| EXERCISE OBJECTIVE |
Repeat every line below exactly as it reads.
==================================================
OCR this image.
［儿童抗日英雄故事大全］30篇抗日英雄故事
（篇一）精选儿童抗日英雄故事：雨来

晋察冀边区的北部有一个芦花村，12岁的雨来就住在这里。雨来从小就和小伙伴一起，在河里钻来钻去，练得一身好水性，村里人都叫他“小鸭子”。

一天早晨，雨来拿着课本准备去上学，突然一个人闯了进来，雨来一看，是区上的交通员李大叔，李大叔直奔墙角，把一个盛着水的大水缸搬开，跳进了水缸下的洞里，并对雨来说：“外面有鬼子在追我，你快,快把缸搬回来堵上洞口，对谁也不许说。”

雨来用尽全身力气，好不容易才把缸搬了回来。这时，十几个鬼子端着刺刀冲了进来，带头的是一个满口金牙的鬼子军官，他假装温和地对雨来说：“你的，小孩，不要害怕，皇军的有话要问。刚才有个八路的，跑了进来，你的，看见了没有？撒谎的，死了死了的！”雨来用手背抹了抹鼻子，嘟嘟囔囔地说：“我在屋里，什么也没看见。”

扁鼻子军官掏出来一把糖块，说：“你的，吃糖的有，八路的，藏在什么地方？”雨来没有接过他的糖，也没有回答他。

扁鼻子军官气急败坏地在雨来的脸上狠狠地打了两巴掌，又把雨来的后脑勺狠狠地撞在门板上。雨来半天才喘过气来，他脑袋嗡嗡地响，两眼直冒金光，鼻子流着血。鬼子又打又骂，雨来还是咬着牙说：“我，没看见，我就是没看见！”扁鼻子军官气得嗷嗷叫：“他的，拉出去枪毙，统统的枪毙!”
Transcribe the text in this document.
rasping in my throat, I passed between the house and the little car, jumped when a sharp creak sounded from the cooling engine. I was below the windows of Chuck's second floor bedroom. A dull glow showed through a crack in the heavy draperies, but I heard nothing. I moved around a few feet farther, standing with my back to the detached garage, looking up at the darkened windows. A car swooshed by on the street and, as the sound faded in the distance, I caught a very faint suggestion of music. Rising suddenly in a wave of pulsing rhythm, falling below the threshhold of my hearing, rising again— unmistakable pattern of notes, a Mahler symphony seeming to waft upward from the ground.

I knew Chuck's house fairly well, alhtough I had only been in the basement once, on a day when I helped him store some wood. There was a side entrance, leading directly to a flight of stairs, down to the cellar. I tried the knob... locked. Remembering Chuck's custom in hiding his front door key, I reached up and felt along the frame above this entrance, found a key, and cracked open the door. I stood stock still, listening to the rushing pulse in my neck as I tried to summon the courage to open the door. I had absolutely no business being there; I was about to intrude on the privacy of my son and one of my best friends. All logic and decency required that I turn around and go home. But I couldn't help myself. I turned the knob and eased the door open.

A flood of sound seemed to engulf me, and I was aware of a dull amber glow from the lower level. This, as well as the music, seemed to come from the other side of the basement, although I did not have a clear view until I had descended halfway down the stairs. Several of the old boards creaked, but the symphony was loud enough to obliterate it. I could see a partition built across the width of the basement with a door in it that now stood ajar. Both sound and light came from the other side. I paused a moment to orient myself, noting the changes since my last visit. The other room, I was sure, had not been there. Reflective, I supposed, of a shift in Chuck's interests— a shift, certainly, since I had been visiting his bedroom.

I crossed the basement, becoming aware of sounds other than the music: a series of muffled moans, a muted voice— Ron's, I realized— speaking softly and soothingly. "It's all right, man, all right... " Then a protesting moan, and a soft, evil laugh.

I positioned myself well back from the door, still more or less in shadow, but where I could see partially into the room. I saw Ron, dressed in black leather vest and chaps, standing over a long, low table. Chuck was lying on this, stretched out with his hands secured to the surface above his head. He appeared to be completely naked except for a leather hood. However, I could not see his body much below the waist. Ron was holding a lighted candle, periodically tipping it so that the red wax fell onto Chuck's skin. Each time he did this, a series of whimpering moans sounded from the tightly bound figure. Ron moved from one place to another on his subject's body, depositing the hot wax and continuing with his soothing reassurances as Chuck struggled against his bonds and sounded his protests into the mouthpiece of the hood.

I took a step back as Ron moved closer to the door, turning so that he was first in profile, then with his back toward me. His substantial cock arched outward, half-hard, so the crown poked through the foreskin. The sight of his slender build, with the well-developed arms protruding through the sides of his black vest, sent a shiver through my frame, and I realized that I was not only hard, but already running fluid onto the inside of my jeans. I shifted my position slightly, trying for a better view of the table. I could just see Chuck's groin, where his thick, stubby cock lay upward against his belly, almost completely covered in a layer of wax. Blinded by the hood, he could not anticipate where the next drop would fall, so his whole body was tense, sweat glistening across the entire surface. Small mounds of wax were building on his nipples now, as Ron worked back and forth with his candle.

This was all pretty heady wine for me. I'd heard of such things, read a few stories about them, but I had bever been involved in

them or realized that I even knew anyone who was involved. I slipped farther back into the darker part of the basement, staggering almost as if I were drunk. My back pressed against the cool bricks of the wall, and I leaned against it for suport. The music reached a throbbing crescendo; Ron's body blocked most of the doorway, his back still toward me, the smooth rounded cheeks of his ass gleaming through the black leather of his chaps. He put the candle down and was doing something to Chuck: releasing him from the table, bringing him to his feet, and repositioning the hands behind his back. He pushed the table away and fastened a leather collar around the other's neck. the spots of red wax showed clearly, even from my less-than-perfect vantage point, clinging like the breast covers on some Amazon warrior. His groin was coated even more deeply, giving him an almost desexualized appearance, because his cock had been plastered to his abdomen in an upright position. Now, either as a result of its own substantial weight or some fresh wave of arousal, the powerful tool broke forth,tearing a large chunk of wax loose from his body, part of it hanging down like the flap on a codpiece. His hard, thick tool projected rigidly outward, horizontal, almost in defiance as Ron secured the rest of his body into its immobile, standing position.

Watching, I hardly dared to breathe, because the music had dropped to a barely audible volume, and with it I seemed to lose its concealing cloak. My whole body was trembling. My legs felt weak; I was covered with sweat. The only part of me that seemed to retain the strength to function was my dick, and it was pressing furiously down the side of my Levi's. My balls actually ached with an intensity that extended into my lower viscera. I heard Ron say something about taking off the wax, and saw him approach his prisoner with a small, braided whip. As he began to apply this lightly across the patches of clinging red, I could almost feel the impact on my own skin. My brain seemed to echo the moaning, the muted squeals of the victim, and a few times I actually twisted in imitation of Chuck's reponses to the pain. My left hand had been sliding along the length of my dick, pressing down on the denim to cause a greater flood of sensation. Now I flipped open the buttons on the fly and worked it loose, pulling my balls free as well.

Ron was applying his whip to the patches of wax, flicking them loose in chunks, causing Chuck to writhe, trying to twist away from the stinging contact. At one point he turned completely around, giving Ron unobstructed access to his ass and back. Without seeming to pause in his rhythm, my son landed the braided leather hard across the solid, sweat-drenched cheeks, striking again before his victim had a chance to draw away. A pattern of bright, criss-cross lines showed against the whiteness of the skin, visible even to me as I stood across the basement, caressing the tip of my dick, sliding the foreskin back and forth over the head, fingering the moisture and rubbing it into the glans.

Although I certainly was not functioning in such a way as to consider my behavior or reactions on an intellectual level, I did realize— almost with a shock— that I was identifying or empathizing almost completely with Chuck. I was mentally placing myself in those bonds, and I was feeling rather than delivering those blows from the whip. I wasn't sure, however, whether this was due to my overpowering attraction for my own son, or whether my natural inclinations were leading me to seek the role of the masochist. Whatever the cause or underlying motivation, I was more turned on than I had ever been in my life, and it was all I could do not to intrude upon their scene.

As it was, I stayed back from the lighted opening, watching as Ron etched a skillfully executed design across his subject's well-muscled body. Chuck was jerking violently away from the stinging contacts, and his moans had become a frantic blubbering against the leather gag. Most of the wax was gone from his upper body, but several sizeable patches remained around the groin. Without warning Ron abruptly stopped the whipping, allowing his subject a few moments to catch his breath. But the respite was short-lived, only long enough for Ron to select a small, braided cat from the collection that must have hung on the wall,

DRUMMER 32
==================================================
| REPLY |
OCR this image.
［儿童抗日英雄故事大全］30篇抗日英雄故事
（篇一）精选儿童抗日英雄故事：雨来

晋察冀边区的北部有一个芦花村，12岁的雨来就住在这里。雨来从小就和小伙伴一起，在河里钻来钻去，练得一身好水性，村里人都叫他“小鸭子”。

一天早晨，雨来拿着课本准备去上学，突然一个人闯了进来，雨来一看，是区上的交通员李大叔，李大叔直奔墙角，把一个盛着水的大水缸搬开，跳进了水缸下的洞里，并对雨来说：“外面有鬼子在追我，你快,快把缸搬回来堵上洞口，对谁也不许说。”

雨来用尽全身力气，好不容易才把缸搬了回来。这时，十几个鬼子端着刺刀冲了进来，带头的是一个满口金牙的鬼子军官，他假装温和地对雨来说：“你的，小孩，不要害怕，皇军的有话要问。刚才有个八路的，跑了进来，你的，看见了没有？撒谎的，死了死了的！”雨来用手背抹了抹鼻子，嘟嘟囔囔地说：“我在屋里，什么也没看见。”

扁鼻子军官掏出来一把糖块，说：“你的，吃糖的有，八路的，藏在什么地方？”雨来没有接过他的糖，也没有回答他。

扁鼻子军官气急败坏地在雨来的脸上狠狠地打了两巴掌，又把雨来的后脑勺狠狠地撞在门板上。雨来半天才喘过气来，他脑袋嗡嗡地响，两眼直冒金光，鼻子流着血。鬼子又打又骂，雨来还是咬着牙说：“我，没看见，我就是没看见！”扁鼻子军官气得嗷嗷叫：“他的，拉出去枪毙，统统的枪毙!”
Transcribe the text in this document.
rasping in my throat, I passed between the house and the little car, jumped when a sharp creak sounded from the cooling engine. I was below the windows of Chuck's second floor bedroom. A dull glow showed through a crack in the heavy draperies, but I heard nothing. I moved around a few feet farther, standing with my back to the detached garage, looking up at the darkened windows. A car swooshed by on the street and, as the sound faded in the distance, I caught a very faint suggestion of music. Rising suddenly in a wave of pulsing rhythm, falling below the threshhold of my hearing, rising again— unmistakable pattern of notes, a Mahler symphony seeming to waft upward from the ground.

I knew Chuck's house fairly well, alhtough I had only been in the basement once, on a day when I helped him store some wood. There was a side entrance, leading directly to a flight of stairs, down to the cellar. I tried the knob... locked. Remembering Chuck's custom in hiding his front door key, I reached up and felt along the frame above this entrance, found a key, and cracked open the door. I stood stock still, listening to the rushing pulse in my neck as I tried to summon the courage to open the door. I had absolutely no business being there; I was about to intrude on the privacy of my son and one of my best friends. All logic and decency required that I turn around and go home. But I couldn't help myself. I turned the knob and eased the door open.

A flood of sound seemed to engulf me, and I was aware of a dull amber glow from the lower level. This, as well as the music, seemed to come from the other side of the basement, although I did not have a clear view until I had descended halfway down the stairs. Several of the old boards creaked, but the symphony was loud enough to obliterate it. I could see a partition built across the width of the basement with a door in it that now stood ajar. Both sound and light came from the other side. I paused a moment to orient myself, noting the changes since my last visit. The other room, I was sure, had not been there. Reflective, I supposed, of a shift in Chuck's interests— a shift, certainly, since I had been visiting his bedroom.

I crossed the basement, becoming aware of sounds other than the music: a series of muffled moans, a muted voice— Ron's, I realized— speaking softly and soothingly. "It's all right, man, all right... " Then a protesting moan, and a soft, evil laugh.

I positioned myself well back from the door, still more or less in shadow, but where I could see partially into the room. I saw Ron, dressed in black leather vest and chaps, standing over a long, low table. Chuck was lying on this, stretched out with his hands secured to the surface above his head. He appeared to be completely naked except for a leather hood. However, I could not see his body much below the waist. Ron was holding a lighted candle, periodically tipping it so that the red wax fell onto Chuck's skin. Each time he did this, a series of whimpering moans sounded from the tightly bound figure. Ron moved from one place to another on his subject's body, depositing the hot wax and continuing with his soothing reassurances as Chuck struggled against his bonds and sounded his protests into the mouthpiece of the hood.

I took a step back as Ron moved closer to the door, turning so that he was first in profile, then with his back toward me. His substantial cock arched outward, half-hard, so the crown poked through the foreskin. The sight of his slender build, with the well-developed arms protruding through the sides of his black vest, sent a shiver through my frame, and I realized that I was not only hard, but already running fluid onto the inside of my jeans. I shifted my position slightly, trying for a better view of the table. I could just see Chuck's groin, where his thick, stubby cock lay upward against his belly, almost completely covered in a layer of wax. Blinded by the hood, he could not anticipate where the next drop would fall, so his whole body was tense, sweat glistening across the entire surface. Small mounds of wax were building on his nipples now, as Ron worked back and forth with his candle.

This was all pretty heady wine for me. I'd heard of such things, read a few stories about them, but I had bever been involved in

them or realized that I even knew anyone who was involved. I slipped farther back into the darker part of the basement, staggering almost as if I were drunk. My back pressed against the cool bricks of the wall, and I leaned against it for suport. The music reached a throbbing crescendo; Ron's body blocked most of the doorway, his back still toward me, the smooth rounded cheeks of his ass gleaming through the black leather of his chaps. He put the candle down and was doing something to Chuck: releasing him from the table, bringing him to his feet, and repositioning the hands behind his back. He pushed the table away and fastened a leather collar around the other's neck. the spots of red wax showed clearly, even from my less-than-perfect vantage point, clinging like the breast covers on some Amazon warrior. His groin was coated even more deeply, giving him an almost desexualized appearance, because his cock had been plastered to his abdomen in an upright position. Now, either as a result of its own substantial weight or some fresh wave of arousal, the powerful tool broke forth,tearing a large chunk of wax loose from his body, part of it hanging down like the flap on a codpiece. His hard, thick tool projected rigidly outward, horizontal, almost in defiance as Ron secured the rest of his body into its immobile, standing position.

Watching, I hardly dared to breathe, because the music had dropped to a barely audible volume, and with it I seemed to lose its concealing cloak. My whole body was trembling. My legs felt weak; I was covered with sweat. The only part of me that seemed to retain the strength to function was my dick, and it was pressing furiously down the side of my Levi's. My balls actually ached with an intensity that extended into my lower viscera. I heard Ron say something about taking off the wax, and saw him approach his prisoner with a small, braided whip. As he began to apply this lightly across the patches of clinging red, I could almost feel the impact on my own skin. My brain seemed to echo the moaning, the muted squeals of the victim, and a few times I actually twisted in imitation of Chuck's reponses to the pain. My left hand had been sliding along the length of my dick, pressing down on the denim to cause a greater flood of sensation. Now I flipped open the buttons on the fly and worked it loose, pulling my balls free as well.

Ron was applying his whip to the patches of wax, flicking them loose in chunks, causing Chuck to writhe, trying to twist away from the stinging contact. At one point he turned completely around, giving Ron unobstructed access to his ass and back. Without seeming to pause in his rhythm, my son landed the braided leather hard across the solid, sweat-drenched cheeks, striking again before his victim had a chance to draw away. A pattern of bright, criss-cross lines showed against the whiteness of the skin, visible even to me as I stood across the basement, caressing the tip of my dick, sliding the foreskin back and forth over the head, fingering the moisture and rubbing it into the glans.

Although I certainly was not functioning in such a way as to consider my behavior or reactions on an intellectual level, I did realize— almost with a shock— that I was identifying or empathizing almost completely with Chuck. I was mentally placing myself in those bonds, and I was feeling rather than delivering those blows from the whip. I wasn't sure, however, whether this was due to my overpowering attraction for my own son, or whether my natural inclinations were leading me to seek the role of the masochist. Whatever the cause or underlying motivation, I was more turned on than I had ever been in my life, and it was all I could do not to intrude upon their scene.

As it was, I stayed back from the lighted opening, watching as Ron etched a skillfully executed design across his subject's well-muscled body. Chuck was jerking violently away from the stinging contacts, and his moans had become a frantic blubbering against the leather gag. Most of the wax was gone from his upper body, but several sizeable patches remained around the groin. Without warning Ron abruptly stopped the whipping, allowing his subject a few moments to catch his breath. But the respite was short-lived, only long enough for Ron to select a small, braided cat from the collection that must have hung on the wall,

DRUMMER 32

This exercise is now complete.